=== TASKS AND EXERCISES ===
**A)** According to the maintenance-depot article below, what is the purpose of the research?
**B)** Pick up the maintenance-depot article below after its last sentence and continue writing it.

=== DOCUMENT ===
* * *

Multi-attribute approach for enhancing maintenance processes in maintenance depots under a type-2 fuzzy environment

Vladimir Milovanović; Aleksandar Aleksić; Snežana  Nestić; Nikola Komatina; Vlada Sokolović; Marjan  Milenkov

doi:10.5937/vojtehg74-58054

Vladimir Milovanović Vojna akademija/Univerzitet odrbane Beograd
Aleksandar Aleksić bUniversity of Kragujevac, Faculty of Engineering, Kragujevac, Republic of Serbia https://orcid.org/0000-0002-5109-4321
Snežana Nestić University of Kragujevac, Faculty of Engineering, Kragujevac, Republic of Serbia https://orcid.org/0000-0003-1461-9595
Nikola Komatina University of Kragujevac, Faculty of Engineering, Kragujevac, Republic of Serbia https://orcid.org/0000-0001-6964-5673
Vlada Sokolović University of Defence, Military Academy, Belgrade, Republic of Serbia https://orcid.org/0000-0003-0782-0506
Marjan Milenkov University of Defence, Military Academy, Belgrade, Republic of Serbia https://orcid.org/0000-0003-2054-0525

DOI: https://doi.org/10.5937/vojtehg74-58054

Keywords: key performance indicators, operational management, maintenance process reliability, interval type-2 fuzzy numbers, Taxonomy method, group decision-making

Abstract

Introduction/purpose: The purpose of this research is to determine the priority of Key Performance Indicators (KPIs) in a precise and structured manner. By applying the fuzzy multi-attribute decision-making model, operational management can identify and prioritize activities that will enhance maintenance process reliability in the shortest possible time while simultaneously reducing costs.

* * *

=== DATA LISTING ===

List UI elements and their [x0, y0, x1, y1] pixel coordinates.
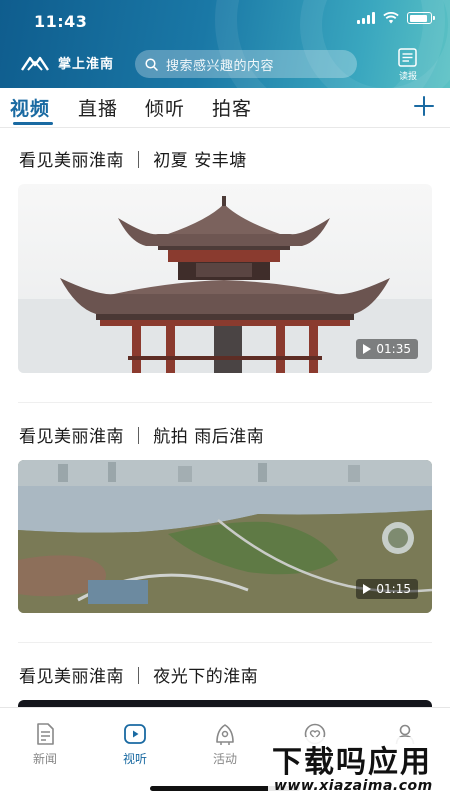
video-thumbnail[interactable]: 01:35: [18, 184, 432, 373]
divider: [18, 642, 432, 643]
video-title[interactable]: 看见美丽淮南 ｜ 航拍 雨后淮南: [19, 422, 264, 447]
video-duration: 01:35: [356, 339, 418, 359]
wifi-icon: [383, 12, 399, 24]
night-image[interactable]: [18, 700, 432, 707]
search-icon: [145, 57, 158, 71]
channel-tabs: 视频 直播 倾听 拍客: [0, 88, 450, 128]
app-header: 11:43 掌上淮南 搜索感兴趣的内容 读报: [0, 0, 450, 88]
cellular-signal-icon: [357, 12, 375, 24]
app-name: 掌上淮南: [58, 57, 115, 72]
news-icon: [37, 723, 54, 745]
video-title[interactable]: 看见美丽淮南 ｜ 初夏 安丰塘: [19, 146, 247, 171]
nav-news-label: 新闻: [32, 752, 57, 766]
app-brand: 掌上淮南: [20, 53, 114, 72]
tab-live[interactable]: 直播: [78, 94, 118, 121]
status-icons: [357, 12, 435, 24]
watermark-url: www.xiazaima.com: [274, 778, 433, 794]
tab-video[interactable]: 视频: [10, 94, 50, 121]
video-title[interactable]: 看见美丽淮南 ｜ 夜光下的淮南: [19, 662, 258, 687]
video-play-icon: [124, 724, 146, 744]
nav-activity-label: 活动: [212, 752, 237, 766]
status-time: 11:43: [34, 12, 88, 31]
divider: [18, 402, 432, 403]
search-input[interactable]: 搜索感兴趣的内容: [135, 50, 357, 78]
video-duration: 01:15: [356, 579, 418, 599]
site-watermark: 下载吗应用 www.xiazaima.com: [268, 737, 446, 797]
nav-activity[interactable]: 活动: [195, 722, 255, 767]
duration-text: 01:35: [376, 342, 411, 356]
tab-listen[interactable]: 倾听: [145, 94, 185, 121]
video-thumbnail[interactable]: 01:15: [18, 460, 432, 613]
play-icon: [363, 584, 372, 594]
e-paper-button[interactable]: 读报: [394, 48, 422, 82]
add-channel-icon[interactable]: [412, 94, 436, 118]
e-paper-label: 读报: [398, 72, 417, 82]
activity-icon: [216, 724, 234, 745]
app-logo-icon: [21, 56, 49, 71]
watermark-title: 下载吗应用: [272, 745, 432, 780]
active-tab-indicator: [13, 122, 53, 125]
nav-news[interactable]: 新闻: [15, 722, 75, 767]
newspaper-icon: [398, 48, 417, 67]
battery-icon: [407, 12, 435, 24]
nav-video-label: 视听: [122, 752, 147, 766]
duration-text: 01:15: [376, 582, 411, 596]
search-placeholder: 搜索感兴趣的内容: [166, 58, 275, 74]
nav-video[interactable]: 视听: [105, 722, 165, 767]
tab-paike[interactable]: 拍客: [212, 94, 252, 121]
play-icon: [363, 344, 372, 354]
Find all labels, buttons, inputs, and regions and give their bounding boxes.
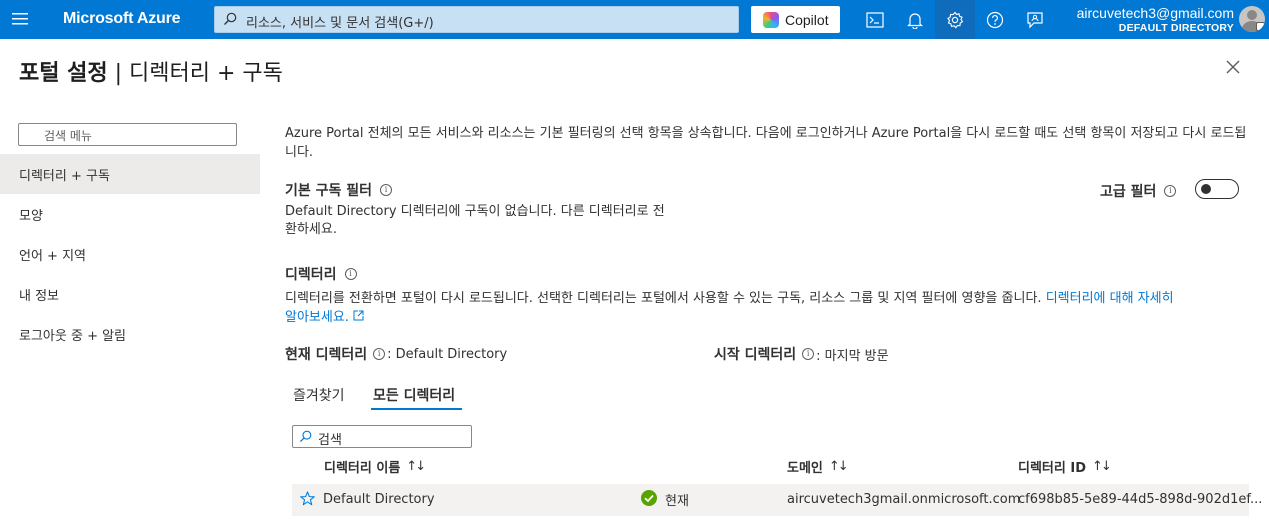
feedback-icon[interactable] bbox=[1015, 0, 1055, 39]
sort-icon[interactable]: ↑↓ bbox=[829, 459, 849, 474]
global-search-input[interactable]: 리소스, 서비스 및 문서 검색(G+/) bbox=[214, 6, 739, 33]
settings-description: Azure Portal 전체의 모든 서비스와 리소스는 기본 필터링의 선택… bbox=[285, 126, 1247, 160]
directory-message-text: 디렉터리를 전환하면 포털이 다시 로드됩니다. 선택한 디렉터리는 포털에서 … bbox=[285, 291, 1042, 306]
directory-name-cell: Default Directory bbox=[323, 492, 435, 507]
external-link-icon[interactable] bbox=[353, 310, 364, 325]
directory-id-cell: cf698b85-5e89-44d5-898d-902d1ef... bbox=[1018, 492, 1263, 507]
column-header-directory-id[interactable]: 디렉터리 ID ↑↓ bbox=[1018, 457, 1112, 476]
settings-menu: 디렉터리 + 구독 모양 언어 + 지역 내 정보 로그아웃 중 + 알림 bbox=[0, 154, 260, 354]
directory-message: 디렉터리를 전환하면 포털이 다시 로드됩니다. 선택한 디렉터리는 포털에서 … bbox=[285, 289, 1250, 327]
directory-search-input[interactable]: 검색 bbox=[292, 425, 472, 448]
account-info[interactable]: aircuvetech3@gmail.com DEFAULT DIRECTORY bbox=[1060, 5, 1234, 35]
settings-gear-icon[interactable] bbox=[935, 0, 975, 39]
advanced-filter-heading: 고급 필터 i bbox=[1100, 181, 1177, 201]
directory-title: 디렉터리 bbox=[285, 267, 337, 283]
menu-item-signout-notifications[interactable]: 로그아웃 중 + 알림 bbox=[0, 314, 260, 354]
page-title: 포털 설정 | 디렉터리 + 구독 bbox=[19, 55, 283, 87]
search-icon bbox=[223, 12, 237, 30]
current-directory: 현재 디렉터리 i : Default Directory bbox=[285, 344, 507, 364]
active-tab-indicator bbox=[371, 408, 462, 410]
global-search-placeholder: 리소스, 서비스 및 문서 검색(G+/) bbox=[246, 16, 434, 31]
tab-favorites[interactable]: 즐겨찾기 bbox=[293, 385, 345, 405]
page-title-main: 포털 설정 bbox=[19, 61, 108, 86]
column-label: 디렉터리 ID bbox=[1018, 461, 1086, 476]
top-bar: Microsoft Azure 리소스, 서비스 및 문서 검색(G+/) Co… bbox=[0, 0, 1269, 39]
advanced-filter-toggle[interactable] bbox=[1195, 179, 1239, 199]
default-filter-message-line2: 환하세요. bbox=[285, 222, 337, 237]
directory-heading: 디렉터리 i bbox=[285, 264, 357, 284]
directory-search-placeholder: 검색 bbox=[318, 433, 342, 448]
account-directory: DEFAULT DIRECTORY bbox=[1118, 22, 1234, 34]
menu-item-my-info[interactable]: 내 정보 bbox=[0, 274, 260, 314]
info-icon[interactable]: i bbox=[802, 348, 815, 360]
current-directory-label: 현재 디렉터리 bbox=[285, 347, 368, 363]
column-label: 도메인 bbox=[787, 461, 823, 476]
default-filter-message-line1: Default Directory 디렉터리에 구독이 없습니다. 다른 디렉터… bbox=[285, 204, 665, 219]
startup-directory: 시작 디렉터리 i : 마지막 방문 bbox=[714, 344, 889, 364]
default-filter-heading: 기본 구독 필터 i bbox=[285, 180, 393, 200]
advanced-filter-label: 고급 필터 bbox=[1100, 184, 1157, 200]
column-header-domain[interactable]: 도메인 ↑↓ bbox=[787, 457, 849, 476]
menu-search-placeholder: 검색 메뉴 bbox=[44, 129, 92, 143]
info-icon[interactable]: i bbox=[373, 348, 386, 360]
brand-logo[interactable]: Microsoft Azure bbox=[63, 10, 181, 28]
checkmark-icon bbox=[641, 490, 657, 506]
domain-cell: aircuvetech3gmail.onmicrosoft.com bbox=[787, 492, 1021, 507]
sort-icon[interactable]: ↑↓ bbox=[406, 459, 426, 474]
default-filter-message: Default Directory 디렉터리에 구독이 없습니다. 다른 디렉터… bbox=[285, 203, 665, 239]
favorite-star-icon[interactable] bbox=[300, 491, 315, 510]
cloud-shell-icon[interactable] bbox=[855, 0, 895, 39]
avatar[interactable] bbox=[1239, 6, 1265, 32]
info-icon[interactable]: i bbox=[380, 184, 393, 196]
copilot-button[interactable]: Copilot bbox=[751, 6, 840, 33]
page-title-sub: 디렉터리 + 구독 bbox=[129, 61, 283, 86]
menu-item-directories-subscriptions[interactable]: 디렉터리 + 구독 bbox=[0, 154, 260, 194]
info-icon[interactable]: i bbox=[344, 268, 357, 280]
info-icon[interactable]: i bbox=[1164, 185, 1177, 197]
startup-directory-value: : 마지막 방문 bbox=[816, 348, 889, 364]
sort-icon[interactable]: ↑↓ bbox=[1092, 459, 1112, 474]
column-header-directory-name[interactable]: 디렉터리 이름 ↑↓ bbox=[324, 457, 426, 476]
default-filter-title: 기본 구독 필터 bbox=[285, 183, 373, 199]
lock-icon bbox=[1256, 22, 1265, 31]
search-icon bbox=[299, 430, 312, 447]
copilot-label: Copilot bbox=[785, 11, 829, 28]
tab-all-directories[interactable]: 모든 디렉터리 bbox=[373, 385, 455, 405]
startup-directory-label: 시작 디렉터리 bbox=[714, 347, 797, 363]
menu-item-appearance[interactable]: 모양 bbox=[0, 194, 260, 234]
status-badge: 현재 bbox=[665, 494, 689, 509]
learn-more-link-2[interactable]: 알아보세요. bbox=[285, 310, 349, 325]
notifications-bell-icon[interactable] bbox=[895, 0, 935, 39]
help-question-icon[interactable] bbox=[975, 0, 1015, 39]
account-email: aircuvetech3@gmail.com bbox=[1076, 5, 1234, 21]
column-label: 디렉터리 이름 bbox=[324, 461, 401, 476]
hamburger-menu-icon[interactable] bbox=[8, 8, 32, 30]
learn-more-link-1[interactable]: 디렉터리에 대해 자세히 bbox=[1046, 291, 1174, 306]
menu-search-input[interactable]: 검색 메뉴 bbox=[18, 123, 237, 146]
menu-item-language-region[interactable]: 언어 + 지역 bbox=[0, 234, 260, 274]
close-icon[interactable] bbox=[1224, 58, 1242, 76]
copilot-icon bbox=[763, 11, 779, 28]
current-directory-value: : Default Directory bbox=[387, 346, 508, 362]
page-title-separator: | bbox=[107, 61, 130, 86]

* * *

=== TASK-BY-TASK ANSWERS ===
**A)** To determine the priority of Key Performance Indicators (KPIs) in a precise and structured manner.

**B)**
Methods: The relative importance of sub-processes and KPI values is represented using predefined linguistic terms modelled by interval type-2 fuzzy numbers (IT2FNs). These assessments are formulated as a fuzzy group decision-making framework. The weight vector is determined using the fuzzy geometric mean, while the ranking of KPIs is obtained through the Taxonomy method combined with IT2FNs, which represents the main scientific contribution of this research.

Results: Real-world data gathered from a maintenance depot were used to test the proposed model. The study effectively modelled uncertainty in KPI evaluations using seven predefined linguistic expressions mapped onto IT2FNs. A consistent weight vector was obtained using the fuzzy group decision-making approach. Effective KPI ranking was achieved through a combination of the Taxonomy method and IT2FNs, which helped pinpoint the most important areas for operational improvement. The method's ability to provide clear priorities to support reliability improvements while cutting costs was validated through its application.

Conclusion: The key contributions of this study are: (i) fuzzy algebra rules with IT2FNs are used to determine the group utility value, and (ii) the integration of the Taxonomy method with IT2FNs for an improved decision-making procedure.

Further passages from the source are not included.